• GOAL: Show each line that has the string "JSON" in it.

** BEGIN DATA ROWS **

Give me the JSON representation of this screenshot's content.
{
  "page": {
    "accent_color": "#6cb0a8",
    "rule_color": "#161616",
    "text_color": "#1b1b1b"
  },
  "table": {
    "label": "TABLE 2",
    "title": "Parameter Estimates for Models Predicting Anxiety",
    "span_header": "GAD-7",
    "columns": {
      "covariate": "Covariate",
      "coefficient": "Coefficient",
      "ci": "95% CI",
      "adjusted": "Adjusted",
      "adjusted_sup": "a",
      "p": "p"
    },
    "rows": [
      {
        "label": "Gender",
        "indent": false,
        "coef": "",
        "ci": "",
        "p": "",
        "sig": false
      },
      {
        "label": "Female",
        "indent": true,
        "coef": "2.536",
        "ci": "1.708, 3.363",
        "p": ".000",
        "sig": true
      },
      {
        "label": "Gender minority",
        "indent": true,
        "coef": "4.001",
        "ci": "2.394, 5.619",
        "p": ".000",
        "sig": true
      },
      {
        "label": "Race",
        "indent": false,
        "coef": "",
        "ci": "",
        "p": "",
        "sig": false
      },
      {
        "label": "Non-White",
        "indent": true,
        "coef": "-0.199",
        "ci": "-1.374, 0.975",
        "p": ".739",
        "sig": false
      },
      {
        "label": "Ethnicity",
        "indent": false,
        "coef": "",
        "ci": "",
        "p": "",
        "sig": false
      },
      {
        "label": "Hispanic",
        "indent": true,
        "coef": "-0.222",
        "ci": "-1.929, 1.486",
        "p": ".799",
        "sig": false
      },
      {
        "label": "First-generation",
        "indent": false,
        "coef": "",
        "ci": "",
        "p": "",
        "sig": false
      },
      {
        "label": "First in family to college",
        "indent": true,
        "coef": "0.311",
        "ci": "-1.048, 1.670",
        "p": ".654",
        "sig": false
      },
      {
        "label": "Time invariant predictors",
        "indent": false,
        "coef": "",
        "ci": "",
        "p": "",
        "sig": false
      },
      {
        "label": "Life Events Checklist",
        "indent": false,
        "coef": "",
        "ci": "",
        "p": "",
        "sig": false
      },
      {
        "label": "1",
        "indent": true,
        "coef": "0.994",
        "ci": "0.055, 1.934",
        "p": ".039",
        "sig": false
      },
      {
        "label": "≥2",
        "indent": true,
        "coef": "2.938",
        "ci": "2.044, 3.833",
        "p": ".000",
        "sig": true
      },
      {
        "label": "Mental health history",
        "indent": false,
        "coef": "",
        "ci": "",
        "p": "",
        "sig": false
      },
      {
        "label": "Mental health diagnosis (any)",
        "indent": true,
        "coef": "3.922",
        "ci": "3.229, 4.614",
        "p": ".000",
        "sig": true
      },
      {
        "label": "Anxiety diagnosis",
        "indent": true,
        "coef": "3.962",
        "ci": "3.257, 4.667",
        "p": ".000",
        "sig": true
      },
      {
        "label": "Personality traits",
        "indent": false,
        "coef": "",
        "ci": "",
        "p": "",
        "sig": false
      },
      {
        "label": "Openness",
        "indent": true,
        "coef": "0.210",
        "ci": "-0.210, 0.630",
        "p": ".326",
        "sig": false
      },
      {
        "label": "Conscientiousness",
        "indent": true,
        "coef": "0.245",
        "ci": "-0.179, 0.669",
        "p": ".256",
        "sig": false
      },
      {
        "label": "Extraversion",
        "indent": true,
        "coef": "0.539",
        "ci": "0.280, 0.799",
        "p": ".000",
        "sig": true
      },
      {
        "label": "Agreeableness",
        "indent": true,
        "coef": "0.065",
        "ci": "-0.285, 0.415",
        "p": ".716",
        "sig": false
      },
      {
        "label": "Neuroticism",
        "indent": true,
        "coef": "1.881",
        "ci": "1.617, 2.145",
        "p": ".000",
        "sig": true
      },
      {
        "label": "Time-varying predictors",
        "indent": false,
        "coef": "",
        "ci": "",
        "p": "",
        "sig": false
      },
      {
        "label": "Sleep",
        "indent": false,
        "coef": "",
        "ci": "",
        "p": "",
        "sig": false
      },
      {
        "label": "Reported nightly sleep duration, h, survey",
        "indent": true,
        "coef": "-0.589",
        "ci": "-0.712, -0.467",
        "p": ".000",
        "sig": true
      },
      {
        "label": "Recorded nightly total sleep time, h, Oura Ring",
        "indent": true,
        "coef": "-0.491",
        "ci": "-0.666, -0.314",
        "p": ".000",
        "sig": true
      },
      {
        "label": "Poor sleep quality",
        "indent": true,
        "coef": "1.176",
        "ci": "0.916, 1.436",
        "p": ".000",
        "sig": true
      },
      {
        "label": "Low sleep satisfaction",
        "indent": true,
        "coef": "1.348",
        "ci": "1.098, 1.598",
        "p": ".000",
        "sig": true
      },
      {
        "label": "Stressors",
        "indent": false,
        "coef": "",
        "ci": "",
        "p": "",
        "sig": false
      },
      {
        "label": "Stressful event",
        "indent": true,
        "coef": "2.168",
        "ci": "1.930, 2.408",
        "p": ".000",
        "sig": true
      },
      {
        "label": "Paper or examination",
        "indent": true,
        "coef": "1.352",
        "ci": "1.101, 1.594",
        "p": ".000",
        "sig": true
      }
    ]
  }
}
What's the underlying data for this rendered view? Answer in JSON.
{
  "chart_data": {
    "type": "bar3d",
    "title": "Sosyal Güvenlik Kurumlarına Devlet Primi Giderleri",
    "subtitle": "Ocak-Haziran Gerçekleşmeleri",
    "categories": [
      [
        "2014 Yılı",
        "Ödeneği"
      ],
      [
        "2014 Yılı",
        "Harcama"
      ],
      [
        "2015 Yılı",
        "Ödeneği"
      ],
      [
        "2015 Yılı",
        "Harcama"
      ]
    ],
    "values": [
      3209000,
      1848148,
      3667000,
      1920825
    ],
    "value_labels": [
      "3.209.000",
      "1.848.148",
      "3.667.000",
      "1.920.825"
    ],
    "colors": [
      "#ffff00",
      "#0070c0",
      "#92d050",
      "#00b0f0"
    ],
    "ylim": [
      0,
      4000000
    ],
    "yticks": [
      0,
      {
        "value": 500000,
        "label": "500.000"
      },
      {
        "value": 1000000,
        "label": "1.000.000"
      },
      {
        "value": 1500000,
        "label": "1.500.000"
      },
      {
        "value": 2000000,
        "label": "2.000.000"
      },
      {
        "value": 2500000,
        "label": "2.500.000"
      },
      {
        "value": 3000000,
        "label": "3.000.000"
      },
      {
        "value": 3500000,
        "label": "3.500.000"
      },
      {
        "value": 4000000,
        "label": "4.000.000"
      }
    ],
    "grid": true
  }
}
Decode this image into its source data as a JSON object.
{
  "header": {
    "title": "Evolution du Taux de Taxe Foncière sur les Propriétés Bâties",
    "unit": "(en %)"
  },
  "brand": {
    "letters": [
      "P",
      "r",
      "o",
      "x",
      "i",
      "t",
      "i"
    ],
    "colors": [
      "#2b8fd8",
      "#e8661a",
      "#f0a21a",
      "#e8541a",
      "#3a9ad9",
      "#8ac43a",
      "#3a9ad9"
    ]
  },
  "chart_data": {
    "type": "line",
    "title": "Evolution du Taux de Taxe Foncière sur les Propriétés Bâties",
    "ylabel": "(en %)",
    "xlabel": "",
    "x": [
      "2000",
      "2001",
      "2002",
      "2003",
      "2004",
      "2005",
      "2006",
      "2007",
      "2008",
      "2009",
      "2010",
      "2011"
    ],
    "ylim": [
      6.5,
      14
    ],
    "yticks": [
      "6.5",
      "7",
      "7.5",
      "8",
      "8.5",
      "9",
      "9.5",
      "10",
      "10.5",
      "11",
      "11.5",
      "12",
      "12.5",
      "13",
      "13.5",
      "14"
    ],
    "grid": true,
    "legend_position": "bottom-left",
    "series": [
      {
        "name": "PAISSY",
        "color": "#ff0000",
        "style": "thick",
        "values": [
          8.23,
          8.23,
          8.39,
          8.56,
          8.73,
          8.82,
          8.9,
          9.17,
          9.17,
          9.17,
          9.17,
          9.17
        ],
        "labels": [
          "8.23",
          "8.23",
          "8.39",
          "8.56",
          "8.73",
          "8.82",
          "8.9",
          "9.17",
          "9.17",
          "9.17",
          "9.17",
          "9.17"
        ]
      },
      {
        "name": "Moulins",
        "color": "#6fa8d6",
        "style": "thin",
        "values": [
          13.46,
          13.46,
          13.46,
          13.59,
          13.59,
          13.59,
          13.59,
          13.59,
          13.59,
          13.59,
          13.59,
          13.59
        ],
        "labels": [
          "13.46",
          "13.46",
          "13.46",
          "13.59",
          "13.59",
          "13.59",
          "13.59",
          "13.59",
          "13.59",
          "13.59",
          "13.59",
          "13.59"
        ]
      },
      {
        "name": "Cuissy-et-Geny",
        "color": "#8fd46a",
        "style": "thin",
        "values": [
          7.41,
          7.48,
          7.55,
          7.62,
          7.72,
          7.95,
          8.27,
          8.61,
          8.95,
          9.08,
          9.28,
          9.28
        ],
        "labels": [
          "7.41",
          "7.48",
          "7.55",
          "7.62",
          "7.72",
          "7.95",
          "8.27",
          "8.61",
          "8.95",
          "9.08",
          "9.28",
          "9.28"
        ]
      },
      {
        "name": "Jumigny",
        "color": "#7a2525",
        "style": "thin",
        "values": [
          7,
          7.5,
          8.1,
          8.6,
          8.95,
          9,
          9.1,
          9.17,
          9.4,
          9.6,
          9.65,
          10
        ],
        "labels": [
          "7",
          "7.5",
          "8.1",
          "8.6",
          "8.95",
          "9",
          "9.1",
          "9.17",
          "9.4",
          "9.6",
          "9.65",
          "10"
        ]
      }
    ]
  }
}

** END DATA ROWS **

• RESULT BELOW:
Give me the JSON representation of this screenshot's content.
What's the underlying data for this rendered view? Answer in JSON.
Decode this image into its source data as a JSON object.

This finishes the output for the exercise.